- _THE TASK_: Retype every line of the items below verbatim, leaving out the pictures.

:: STORED ROWS ::

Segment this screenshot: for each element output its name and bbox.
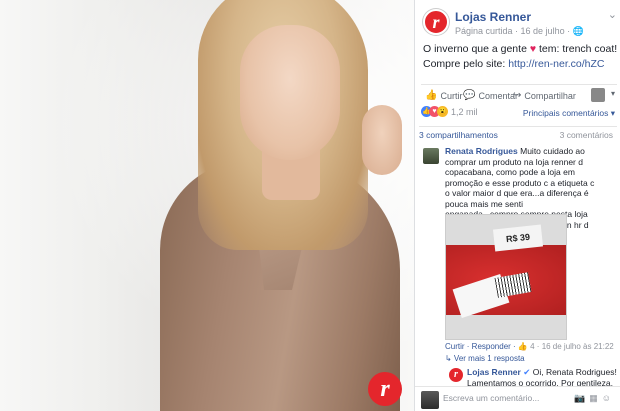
post-header: r Lojas Renner Página curtida · 16 de ju… bbox=[423, 6, 619, 36]
shares-count[interactable]: 3 compartilhamentos bbox=[419, 130, 498, 140]
like-label: Curtir bbox=[440, 90, 463, 101]
commenter-avatar[interactable] bbox=[423, 148, 439, 164]
comment-input[interactable]: Escreva um comentário... bbox=[443, 393, 563, 403]
photo-face bbox=[240, 25, 340, 160]
comment-composer: Escreva um comentário... 📷▦☺ bbox=[415, 386, 620, 411]
photo-hand bbox=[362, 105, 402, 175]
post-meta: Página curtida · 16 de julho · 🌐 bbox=[455, 26, 584, 37]
comment-actions[interactable]: Curtir · Responder · bbox=[445, 342, 518, 351]
facebook-photo-viewer: r r Lojas Renner Página curtida · 16 de … bbox=[0, 0, 620, 411]
engagement-counts: 3 compartilhamentos 3 comentários bbox=[419, 126, 617, 144]
commenter-name[interactable]: Renata Rodrigues bbox=[445, 146, 518, 156]
reply-author-name[interactable]: Lojas Renner bbox=[467, 367, 521, 377]
comment-date: · 16 de julho às 21:22 bbox=[534, 342, 614, 351]
gif-icon[interactable]: ▦ bbox=[589, 393, 602, 403]
sticker-icon[interactable]: ☺ bbox=[602, 393, 615, 403]
view-more-replies-link[interactable]: ↳ Ver mais 1 resposta bbox=[445, 354, 525, 363]
post-text-part1: O inverno que a gente bbox=[423, 43, 530, 55]
page-avatar[interactable]: r bbox=[423, 9, 449, 35]
post-link[interactable]: http://ren-ner.co/hZC bbox=[508, 58, 604, 70]
like-button[interactable]: 👍 Curtir bbox=[425, 90, 462, 101]
comment-photo[interactable]: R$ 39 bbox=[445, 214, 567, 340]
thumbs-up-icon: 👍 bbox=[425, 90, 438, 101]
post-meta-text: Página curtida · 16 de julho · bbox=[455, 26, 573, 36]
post-text: O inverno que a gente ♥ tem: trench coat… bbox=[423, 42, 619, 72]
share-button[interactable]: ↪ Compartilhar bbox=[513, 90, 576, 101]
post-actions-bar: 👍 Curtir 💬 Comentar ↪ Compartilhar ▾ bbox=[421, 84, 617, 107]
renner-logo-watermark: r bbox=[368, 372, 402, 406]
wow-reaction-icon: 😮 bbox=[437, 106, 448, 118]
composer-avatar bbox=[421, 391, 439, 409]
reply-avatar[interactable]: r bbox=[449, 368, 463, 382]
post-side-panel: r Lojas Renner Página curtida · 16 de ju… bbox=[414, 0, 620, 411]
reactions-summary[interactable]: 👍 ♥ 😮 1,2 mil Principais comentários ▾ bbox=[421, 106, 619, 122]
comment-like-icon: 👍 bbox=[517, 342, 528, 351]
caret-down-icon[interactable]: ▾ bbox=[611, 89, 615, 98]
reaction-count: 1,2 mil bbox=[451, 106, 478, 117]
reply-text-1: Oi, Renata Rodrigues! bbox=[530, 367, 617, 377]
camera-icon[interactable]: 📷 bbox=[574, 393, 589, 403]
viewer-avatar[interactable] bbox=[591, 88, 605, 102]
share-icon: ↪ bbox=[513, 90, 522, 101]
globe-icon: 🌐 bbox=[572, 26, 584, 36]
page-name-link[interactable]: Lojas Renner bbox=[455, 10, 531, 24]
share-label: Compartilhar bbox=[524, 90, 576, 101]
composer-icons: 📷▦☺ bbox=[574, 393, 615, 404]
comment-meta: Curtir · Responder · 👍 4 · 16 de julho à… bbox=[445, 342, 614, 351]
comments-count[interactable]: 3 comentários bbox=[560, 130, 613, 140]
comment-button[interactable]: 💬 Comentar bbox=[463, 90, 518, 101]
post-photo[interactable]: r bbox=[0, 0, 414, 411]
chevron-down-icon[interactable]: ⌄ bbox=[608, 8, 617, 21]
comment-icon: 💬 bbox=[463, 90, 476, 101]
comment-sort-dropdown[interactable]: Principais comentários ▾ bbox=[523, 108, 615, 119]
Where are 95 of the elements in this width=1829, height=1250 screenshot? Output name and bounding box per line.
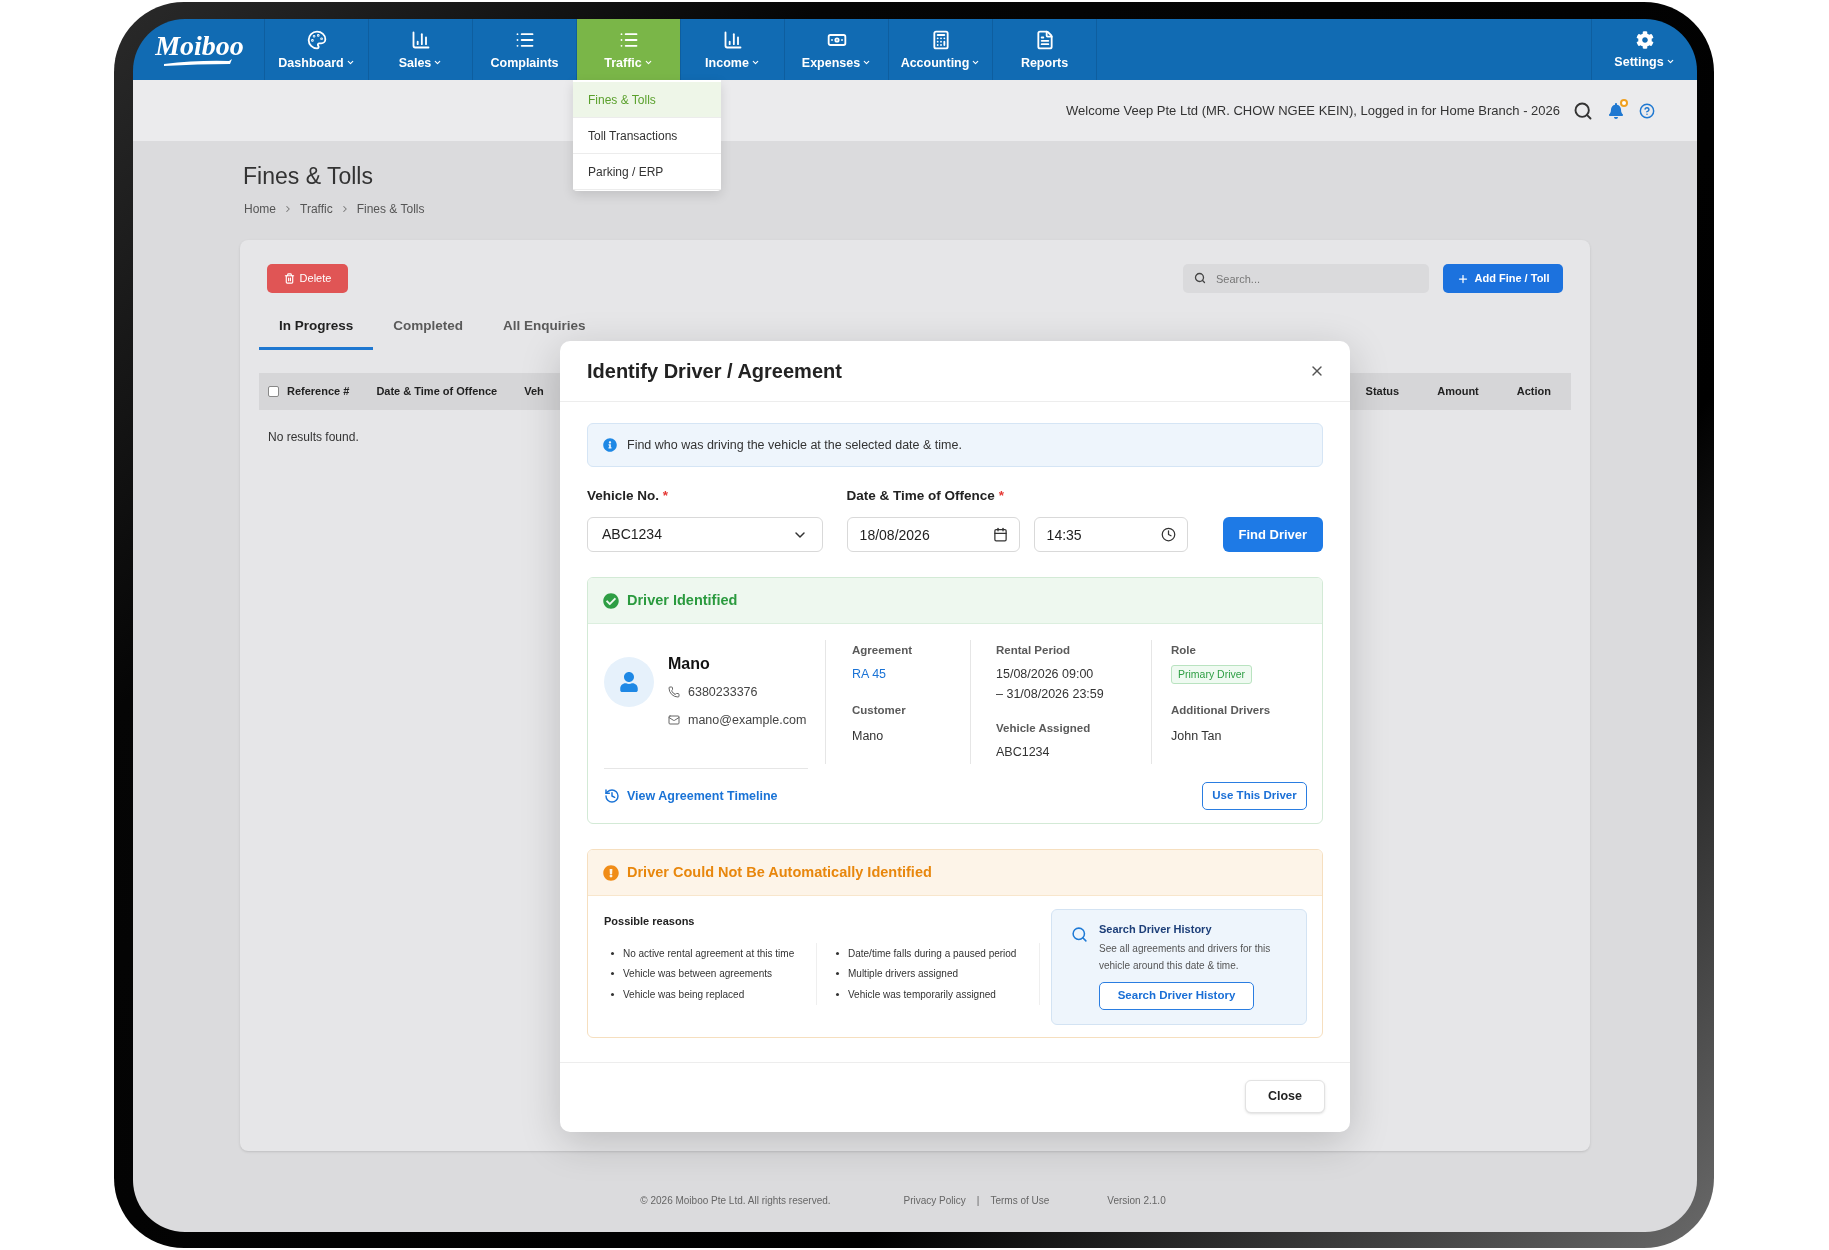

:::

- _PROBLEM SOLUTION_:
Segment this screenshot: for each element output its name and bbox.
post-header: r Lojas Renner Página curtida · 16 de ju… bbox=[423, 6, 619, 36]
shares-count[interactable]: 3 compartilhamentos bbox=[419, 130, 498, 140]
like-label: Curtir bbox=[440, 90, 463, 101]
commenter-avatar[interactable] bbox=[423, 148, 439, 164]
comment-input[interactable]: Escreva um comentário... bbox=[443, 393, 563, 403]
photo-face bbox=[240, 25, 340, 160]
comment-composer: Escreva um comentário... 📷▦☺ bbox=[415, 386, 620, 411]
photo-hand bbox=[362, 105, 402, 175]
post-meta: Página curtida · 16 de julho · 🌐 bbox=[455, 26, 584, 37]
comment-actions[interactable]: Curtir · Responder · bbox=[445, 342, 518, 351]
facebook-photo-viewer: r r Lojas Renner Página curtida · 16 de … bbox=[0, 0, 620, 411]
engagement-counts: 3 compartilhamentos 3 comentários bbox=[419, 126, 617, 144]
commenter-name[interactable]: Renata Rodrigues bbox=[445, 146, 518, 156]
reply-author-name[interactable]: Lojas Renner bbox=[467, 367, 521, 377]
comment-date: · 16 de julho às 21:22 bbox=[534, 342, 614, 351]
gif-icon[interactable]: ▦ bbox=[589, 393, 602, 403]
sticker-icon[interactable]: ☺ bbox=[602, 393, 615, 403]
view-more-replies-link[interactable]: ↳ Ver mais 1 resposta bbox=[445, 354, 525, 363]
post-text-part1: O inverno que a gente bbox=[423, 43, 530, 55]
page-avatar[interactable]: r bbox=[423, 9, 449, 35]
post-link[interactable]: http://ren-ner.co/hZC bbox=[508, 58, 604, 70]
like-button[interactable]: 👍 Curtir bbox=[425, 90, 462, 101]
comment-photo[interactable]: R$ 39 bbox=[445, 214, 567, 340]
thumbs-up-icon: 👍 bbox=[425, 90, 438, 101]
post-meta-text: Página curtida · 16 de julho · bbox=[455, 26, 573, 36]
post-text: O inverno que a gente ♥ tem: trench coat… bbox=[423, 42, 619, 72]
share-button[interactable]: ↪ Compartilhar bbox=[513, 90, 576, 101]
post-actions-bar: 👍 Curtir 💬 Comentar ↪ Compartilhar ▾ bbox=[421, 84, 617, 107]
renner-logo-watermark: r bbox=[368, 372, 402, 406]
wow-reaction-icon: 😮 bbox=[437, 106, 448, 118]
composer-avatar bbox=[421, 391, 439, 409]
reply-avatar[interactable]: r bbox=[449, 368, 463, 382]
post-side-panel: r Lojas Renner Página curtida · 16 de ju… bbox=[414, 0, 620, 411]
reactions-summary[interactable]: 👍 ♥ 😮 1,2 mil Principais comentários ▾ bbox=[421, 106, 619, 122]
comment-like-icon: 👍 bbox=[517, 342, 528, 351]
caret-down-icon[interactable]: ▾ bbox=[611, 89, 615, 98]
reaction-count: 1,2 mil bbox=[451, 106, 478, 117]
reply-text-1: Oi, Renata Rodrigues! bbox=[530, 367, 617, 377]
camera-icon[interactable]: 📷 bbox=[574, 393, 589, 403]
viewer-avatar[interactable] bbox=[591, 88, 605, 102]
share-icon: ↪ bbox=[513, 90, 522, 101]
globe-icon: 🌐 bbox=[572, 26, 584, 36]
page-name-link[interactable]: Lojas Renner bbox=[455, 10, 531, 24]
share-label: Compartilhar bbox=[524, 90, 576, 101]
composer-icons: 📷▦☺ bbox=[574, 393, 615, 404]
comment-meta: Curtir · Responder · 👍 4 · 16 de julho à… bbox=[445, 342, 614, 351]
comments-count[interactable]: 3 comentários bbox=[560, 130, 613, 140]
comment-button[interactable]: 💬 Comentar bbox=[463, 90, 518, 101]
post-photo[interactable]: r bbox=[0, 0, 414, 411]
chevron-down-icon[interactable]: ⌄ bbox=[608, 8, 617, 21]
comment-icon: 💬 bbox=[463, 90, 476, 101]
comment-sort-dropdown[interactable]: Principais comentários ▾ bbox=[523, 108, 615, 119]
Where are 95 of the elements in this width=1829, height=1250 screenshot? Output name and bounding box per line.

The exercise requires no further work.